● To be done
Write out the material below again, unchanged.

[Begin Listed entries]

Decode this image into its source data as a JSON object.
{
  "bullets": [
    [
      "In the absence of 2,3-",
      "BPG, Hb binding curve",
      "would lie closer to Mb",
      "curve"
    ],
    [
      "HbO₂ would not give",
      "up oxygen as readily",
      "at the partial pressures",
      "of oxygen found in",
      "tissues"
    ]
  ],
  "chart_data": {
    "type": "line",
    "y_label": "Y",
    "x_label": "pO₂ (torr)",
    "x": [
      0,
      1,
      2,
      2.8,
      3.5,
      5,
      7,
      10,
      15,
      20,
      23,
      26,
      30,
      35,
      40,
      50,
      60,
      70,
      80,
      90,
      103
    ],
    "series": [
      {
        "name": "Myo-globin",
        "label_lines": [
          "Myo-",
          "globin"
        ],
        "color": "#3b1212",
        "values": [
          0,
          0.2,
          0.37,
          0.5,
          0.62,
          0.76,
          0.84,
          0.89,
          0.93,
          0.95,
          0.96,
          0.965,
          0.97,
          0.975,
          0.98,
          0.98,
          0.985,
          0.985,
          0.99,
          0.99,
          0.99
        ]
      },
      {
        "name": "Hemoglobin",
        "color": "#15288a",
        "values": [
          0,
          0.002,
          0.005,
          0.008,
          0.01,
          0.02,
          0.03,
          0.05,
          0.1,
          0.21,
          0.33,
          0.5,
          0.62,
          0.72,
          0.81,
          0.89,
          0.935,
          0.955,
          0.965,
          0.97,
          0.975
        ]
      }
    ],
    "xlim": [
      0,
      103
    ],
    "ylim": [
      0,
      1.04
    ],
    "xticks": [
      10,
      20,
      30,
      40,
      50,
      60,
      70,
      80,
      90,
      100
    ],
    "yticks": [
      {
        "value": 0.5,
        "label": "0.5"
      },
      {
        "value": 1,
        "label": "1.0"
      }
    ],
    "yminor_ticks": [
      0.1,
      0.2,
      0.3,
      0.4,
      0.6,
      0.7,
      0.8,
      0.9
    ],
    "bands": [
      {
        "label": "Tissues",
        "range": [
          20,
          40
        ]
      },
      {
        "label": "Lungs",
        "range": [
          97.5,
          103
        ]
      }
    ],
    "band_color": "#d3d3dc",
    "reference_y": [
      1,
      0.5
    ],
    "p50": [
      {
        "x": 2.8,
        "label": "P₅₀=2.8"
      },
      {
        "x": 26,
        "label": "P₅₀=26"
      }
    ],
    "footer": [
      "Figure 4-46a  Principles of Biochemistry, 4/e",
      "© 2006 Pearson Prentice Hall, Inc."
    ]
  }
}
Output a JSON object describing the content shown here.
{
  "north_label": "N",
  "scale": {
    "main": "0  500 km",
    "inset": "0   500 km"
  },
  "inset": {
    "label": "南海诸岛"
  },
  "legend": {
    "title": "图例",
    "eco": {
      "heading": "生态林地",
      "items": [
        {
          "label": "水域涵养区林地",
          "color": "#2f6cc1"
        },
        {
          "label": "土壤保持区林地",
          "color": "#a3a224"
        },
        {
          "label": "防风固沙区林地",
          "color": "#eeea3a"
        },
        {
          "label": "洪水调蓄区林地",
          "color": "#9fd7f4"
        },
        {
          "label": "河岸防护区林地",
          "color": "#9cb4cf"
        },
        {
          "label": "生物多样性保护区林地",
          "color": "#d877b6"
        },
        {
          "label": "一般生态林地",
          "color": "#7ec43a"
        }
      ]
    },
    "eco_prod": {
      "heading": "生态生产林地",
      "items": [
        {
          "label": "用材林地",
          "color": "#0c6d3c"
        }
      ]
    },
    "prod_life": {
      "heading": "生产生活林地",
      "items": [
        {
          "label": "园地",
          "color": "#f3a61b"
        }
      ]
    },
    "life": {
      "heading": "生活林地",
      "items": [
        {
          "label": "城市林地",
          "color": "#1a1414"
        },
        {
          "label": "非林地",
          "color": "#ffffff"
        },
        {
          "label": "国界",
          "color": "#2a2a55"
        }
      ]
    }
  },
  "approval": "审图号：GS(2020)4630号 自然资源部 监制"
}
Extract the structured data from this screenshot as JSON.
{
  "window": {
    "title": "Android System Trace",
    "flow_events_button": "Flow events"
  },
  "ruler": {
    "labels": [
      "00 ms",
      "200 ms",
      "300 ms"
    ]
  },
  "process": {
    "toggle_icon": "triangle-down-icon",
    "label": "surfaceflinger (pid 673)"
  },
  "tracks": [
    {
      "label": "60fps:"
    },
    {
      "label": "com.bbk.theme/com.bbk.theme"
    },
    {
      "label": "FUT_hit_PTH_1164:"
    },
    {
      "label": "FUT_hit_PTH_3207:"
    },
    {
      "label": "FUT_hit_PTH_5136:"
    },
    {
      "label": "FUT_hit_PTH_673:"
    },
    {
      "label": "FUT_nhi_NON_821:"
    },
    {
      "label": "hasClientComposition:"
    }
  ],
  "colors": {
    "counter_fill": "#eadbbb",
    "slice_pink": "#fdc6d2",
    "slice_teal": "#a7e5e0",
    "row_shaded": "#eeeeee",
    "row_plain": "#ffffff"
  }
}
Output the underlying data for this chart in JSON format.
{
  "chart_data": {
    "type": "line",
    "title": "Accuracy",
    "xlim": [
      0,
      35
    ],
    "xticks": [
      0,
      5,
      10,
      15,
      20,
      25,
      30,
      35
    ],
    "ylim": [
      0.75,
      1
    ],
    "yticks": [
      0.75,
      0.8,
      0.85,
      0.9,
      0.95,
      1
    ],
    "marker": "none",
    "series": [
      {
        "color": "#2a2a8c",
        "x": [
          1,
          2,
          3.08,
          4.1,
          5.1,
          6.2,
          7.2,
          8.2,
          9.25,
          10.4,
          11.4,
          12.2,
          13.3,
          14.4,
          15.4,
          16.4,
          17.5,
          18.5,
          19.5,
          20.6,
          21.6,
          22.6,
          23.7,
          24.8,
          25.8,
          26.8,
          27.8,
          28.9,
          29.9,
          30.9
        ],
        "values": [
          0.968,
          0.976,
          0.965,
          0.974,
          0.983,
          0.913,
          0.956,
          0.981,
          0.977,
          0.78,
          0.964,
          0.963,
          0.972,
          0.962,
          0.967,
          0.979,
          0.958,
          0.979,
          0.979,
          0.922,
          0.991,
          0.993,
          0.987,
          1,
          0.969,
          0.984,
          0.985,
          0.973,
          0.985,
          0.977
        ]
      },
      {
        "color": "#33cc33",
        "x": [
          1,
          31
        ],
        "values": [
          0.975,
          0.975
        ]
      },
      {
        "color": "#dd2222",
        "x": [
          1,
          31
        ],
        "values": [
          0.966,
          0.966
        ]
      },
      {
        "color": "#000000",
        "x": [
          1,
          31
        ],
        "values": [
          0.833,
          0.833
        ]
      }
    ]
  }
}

[End Listed entries]

● Full solution
Decode this image into its source data as a JSON object.
{
  "bullets": [
    [
      "In the absence of 2,3-",
      "BPG, Hb binding curve",
      "would lie closer to Mb",
      "curve"
    ],
    [
      "HbO₂ would not give",
      "up oxygen as readily",
      "at the partial pressures",
      "of oxygen found in",
      "tissues"
    ]
  ],
  "chart_data": {
    "type": "line",
    "y_label": "Y",
    "x_label": "pO₂ (torr)",
    "x": [
      0,
      1,
      2,
      2.8,
      3.5,
      5,
      7,
      10,
      15,
      20,
      23,
      26,
      30,
      35,
      40,
      50,
      60,
      70,
      80,
      90,
      103
    ],
    "series": [
      {
        "name": "Myo-globin",
        "label_lines": [
          "Myo-",
          "globin"
        ],
        "color": "#3b1212",
        "values": [
          0,
          0.2,
          0.37,
          0.5,
          0.62,
          0.76,
          0.84,
          0.89,
          0.93,
          0.95,
          0.96,
          0.965,
          0.97,
          0.975,
          0.98,
          0.98,
          0.985,
          0.985,
          0.99,
          0.99,
          0.99
        ]
      },
      {
        "name": "Hemoglobin",
        "color": "#15288a",
        "values": [
          0,
          0.002,
          0.005,
          0.008,
          0.01,
          0.02,
          0.03,
          0.05,
          0.1,
          0.21,
          0.33,
          0.5,
          0.62,
          0.72,
          0.81,
          0.89,
          0.935,
          0.955,
          0.965,
          0.97,
          0.975
        ]
      }
    ],
    "xlim": [
      0,
      103
    ],
    "ylim": [
      0,
      1.04
    ],
    "xticks": [
      10,
      20,
      30,
      40,
      50,
      60,
      70,
      80,
      90,
      100
    ],
    "yticks": [
      {
        "value": 0.5,
        "label": "0.5"
      },
      {
        "value": 1,
        "label": "1.0"
      }
    ],
    "yminor_ticks": [
      0.1,
      0.2,
      0.3,
      0.4,
      0.6,
      0.7,
      0.8,
      0.9
    ],
    "bands": [
      {
        "label": "Tissues",
        "range": [
          20,
          40
        ]
      },
      {
        "label": "Lungs",
        "range": [
          97.5,
          103
        ]
      }
    ],
    "band_color": "#d3d3dc",
    "reference_y": [
      1,
      0.5
    ],
    "p50": [
      {
        "x": 2.8,
        "label": "P₅₀=2.8"
      },
      {
        "x": 26,
        "label": "P₅₀=26"
      }
    ],
    "footer": [
      "Figure 4-46a  Principles of Biochemistry, 4/e",
      "© 2006 Pearson Prentice Hall, Inc."
    ]
  }
}
Output a JSON object describing the content shown here.
{
  "north_label": "N",
  "scale": {
    "main": "0  500 km",
    "inset": "0   500 km"
  },
  "inset": {
    "label": "南海诸岛"
  },
  "legend": {
    "title": "图例",
    "eco": {
      "heading": "生态林地",
      "items": [
        {
          "label": "水域涵养区林地",
          "color": "#2f6cc1"
        },
        {
          "label": "土壤保持区林地",
          "color": "#a3a224"
        },
        {
          "label": "防风固沙区林地",
          "color": "#eeea3a"
        },
        {
          "label": "洪水调蓄区林地",
          "color": "#9fd7f4"
        },
        {
          "label": "河岸防护区林地",
          "color": "#9cb4cf"
        },
        {
          "label": "生物多样性保护区林地",
          "color": "#d877b6"
        },
        {
          "label": "一般生态林地",
          "color": "#7ec43a"
        }
      ]
    },
    "eco_prod": {
      "heading": "生态生产林地",
      "items": [
        {
          "label": "用材林地",
          "color": "#0c6d3c"
        }
      ]
    },
    "prod_life": {
      "heading": "生产生活林地",
      "items": [
        {
          "label": "园地",
          "color": "#f3a61b"
        }
      ]
    },
    "life": {
      "heading": "生活林地",
      "items": [
        {
          "label": "城市林地",
          "color": "#1a1414"
        },
        {
          "label": "非林地",
          "color": "#ffffff"
        },
        {
          "label": "国界",
          "color": "#2a2a55"
        }
      ]
    }
  },
  "approval": "审图号：GS(2020)4630号 自然资源部 监制"
}
Extract the structured data from this screenshot as JSON.
{
  "window": {
    "title": "Android System Trace",
    "flow_events_button": "Flow events"
  },
  "ruler": {
    "labels": [
      "00 ms",
      "200 ms",
      "300 ms"
    ]
  },
  "process": {
    "toggle_icon": "triangle-down-icon",
    "label": "surfaceflinger (pid 673)"
  },
  "tracks": [
    {
      "label": "60fps:"
    },
    {
      "label": "com.bbk.theme/com.bbk.theme"
    },
    {
      "label": "FUT_hit_PTH_1164:"
    },
    {
      "label": "FUT_hit_PTH_3207:"
    },
    {
      "label": "FUT_hit_PTH_5136:"
    },
    {
      "label": "FUT_hit_PTH_673:"
    },
    {
      "label": "FUT_nhi_NON_821:"
    },
    {
      "label": "hasClientComposition:"
    }
  ],
  "colors": {
    "counter_fill": "#eadbbb",
    "slice_pink": "#fdc6d2",
    "slice_teal": "#a7e5e0",
    "row_shaded": "#eeeeee",
    "row_plain": "#ffffff"
  }
}
Output the underlying data for this chart in JSON format.
{
  "chart_data": {
    "type": "line",
    "title": "Accuracy",
    "xlim": [
      0,
      35
    ],
    "xticks": [
      0,
      5,
      10,
      15,
      20,
      25,
      30,
      35
    ],
    "ylim": [
      0.75,
      1
    ],
    "yticks": [
      0.75,
      0.8,
      0.85,
      0.9,
      0.95,
      1
    ],
    "marker": "none",
    "series": [
      {
        "color": "#2a2a8c",
        "x": [
          1,
          2,
          3.08,
          4.1,
          5.1,
          6.2,
          7.2,
          8.2,
          9.25,
          10.4,
          11.4,
          12.2,
          13.3,
          14.4,
          15.4,
          16.4,
          17.5,
          18.5,
          19.5,
          20.6,
          21.6,
          22.6,
          23.7,
          24.8,
          25.8,
          26.8,
          27.8,
          28.9,
          29.9,
          30.9
        ],
        "values": [
          0.968,
          0.976,
          0.965,
          0.974,
          0.983,
          0.913,
          0.956,
          0.981,
          0.977,
          0.78,
          0.964,
          0.963,
          0.972,
          0.962,
          0.967,
          0.979,
          0.958,
          0.979,
          0.979,
          0.922,
          0.991,
          0.993,
          0.987,
          1,
          0.969,
          0.984,
          0.985,
          0.973,
          0.985,
          0.977
        ]
      },
      {
        "color": "#33cc33",
        "x": [
          1,
          31
        ],
        "values": [
          0.975,
          0.975
        ]
      },
      {
        "color": "#dd2222",
        "x": [
          1,
          31
        ],
        "values": [
          0.966,
          0.966
        ]
      },
      {
        "color": "#000000",
        "x": [
          1,
          31
        ],
        "values": [
          0.833,
          0.833
        ]
      }
    ]
  }
}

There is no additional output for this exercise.